◆ **AIM**
Type out the material below exactly.

◆ **SOURCE RECORDS**
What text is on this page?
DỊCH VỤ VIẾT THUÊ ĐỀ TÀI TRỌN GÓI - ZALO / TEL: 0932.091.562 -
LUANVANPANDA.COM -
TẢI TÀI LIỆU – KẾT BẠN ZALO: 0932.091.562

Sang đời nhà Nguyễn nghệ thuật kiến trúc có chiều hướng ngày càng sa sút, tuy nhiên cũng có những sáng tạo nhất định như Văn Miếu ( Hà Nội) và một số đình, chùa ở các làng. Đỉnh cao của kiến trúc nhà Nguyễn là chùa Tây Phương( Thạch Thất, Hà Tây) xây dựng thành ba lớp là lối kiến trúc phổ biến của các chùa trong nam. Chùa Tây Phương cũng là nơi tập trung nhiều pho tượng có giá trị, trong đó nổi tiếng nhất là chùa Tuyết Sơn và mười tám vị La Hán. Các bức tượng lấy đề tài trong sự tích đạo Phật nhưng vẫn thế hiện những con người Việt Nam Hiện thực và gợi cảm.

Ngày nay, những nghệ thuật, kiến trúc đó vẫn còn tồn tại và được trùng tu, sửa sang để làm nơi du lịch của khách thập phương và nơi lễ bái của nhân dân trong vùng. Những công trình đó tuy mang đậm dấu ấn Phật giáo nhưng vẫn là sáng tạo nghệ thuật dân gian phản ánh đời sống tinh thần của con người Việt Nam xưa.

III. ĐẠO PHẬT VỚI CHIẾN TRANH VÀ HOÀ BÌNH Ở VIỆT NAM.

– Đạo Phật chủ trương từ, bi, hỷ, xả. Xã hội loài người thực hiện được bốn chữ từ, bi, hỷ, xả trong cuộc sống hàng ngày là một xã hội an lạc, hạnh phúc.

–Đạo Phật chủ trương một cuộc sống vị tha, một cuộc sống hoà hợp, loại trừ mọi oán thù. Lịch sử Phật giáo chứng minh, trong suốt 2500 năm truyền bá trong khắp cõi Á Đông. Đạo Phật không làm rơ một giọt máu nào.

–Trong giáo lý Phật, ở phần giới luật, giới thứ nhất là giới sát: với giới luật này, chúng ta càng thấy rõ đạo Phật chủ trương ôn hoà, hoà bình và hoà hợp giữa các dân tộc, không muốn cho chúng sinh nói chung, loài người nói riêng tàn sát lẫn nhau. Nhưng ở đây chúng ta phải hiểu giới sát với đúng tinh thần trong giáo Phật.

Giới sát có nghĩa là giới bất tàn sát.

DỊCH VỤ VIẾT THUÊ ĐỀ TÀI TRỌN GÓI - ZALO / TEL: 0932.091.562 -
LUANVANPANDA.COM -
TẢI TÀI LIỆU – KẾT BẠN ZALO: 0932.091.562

◆ **ANSWER BELOW**
What text is on this page?
DỊCH VỤ VIẾT THUÊ ĐỀ TÀI TRỌN GÓI - ZALO / TEL: 0932.091.562 -
LUANVANPANDA.COM -
TẢI TÀI LIỆU – KẾT BẠN ZALO: 0932.091.562

Sang đời nhà Nguyễn nghệ thuật kiến trúc có chiều hướng ngày càng sa sút, tuy nhiên cũng có những sáng tạo nhất định như Văn Miếu ( Hà Nội) và một số đình, chùa ở các làng. Đỉnh cao của kiến trúc nhà Nguyễn là chùa Tây Phương( Thạch Thất, Hà Tây) xây dựng thành ba lớp là lối kiến trúc phổ biến của các chùa trong nam. Chùa Tây Phương cũng là nơi tập trung nhiều pho tượng có giá trị, trong đó nổi tiếng nhất là chùa Tuyết Sơn và mười tám vị La Hán. Các bức tượng lấy đề tài trong sự tích đạo Phật nhưng vẫn thế hiện những con người Việt Nam Hiện thực và gợi cảm.

Ngày nay, những nghệ thuật, kiến trúc đó vẫn còn tồn tại và được trùng tu, sửa sang để làm nơi du lịch của khách thập phương và nơi lễ bái của nhân dân trong vùng. Những công trình đó tuy mang đậm dấu ấn Phật giáo nhưng vẫn là sáng tạo nghệ thuật dân gian phản ánh đời sống tinh thần của con người Việt Nam xưa.

III. ĐẠO PHẬT VỚI CHIẾN TRANH VÀ HOÀ BÌNH Ở VIỆT NAM.

– Đạo Phật chủ trương từ, bi, hỷ, xả. Xã hội loài người thực hiện được bốn chữ từ, bi, hỷ, xả trong cuộc sống hàng ngày là một xã hội an lạc, hạnh phúc.

–Đạo Phật chủ trương một cuộc sống vị tha, một cuộc sống hoà hợp, loại trừ mọi oán thù. Lịch sử Phật giáo chứng minh, trong suốt 2500 năm truyền bá trong khắp cõi Á Đông. Đạo Phật không làm rơ một giọt máu nào.

–Trong giáo lý Phật, ở phần giới luật, giới thứ nhất là giới sát: với giới luật này, chúng ta càng thấy rõ đạo Phật chủ trương ôn hoà, hoà bình và hoà hợp giữa các dân tộc, không muốn cho chúng sinh nói chung, loài người nói riêng tàn sát lẫn nhau. Nhưng ở đây chúng ta phải hiểu giới sát với đúng tinh thần trong giáo Phật.

Giới sát có nghĩa là giới bất tàn sát.

DỊCH VỤ VIẾT THUÊ ĐỀ TÀI TRỌN GÓI - ZALO / TEL: 0932.091.562 -
LUANVANPANDA.COM -
TẢI TÀI LIỆU – KẾT BẠN ZALO: 0932.091.562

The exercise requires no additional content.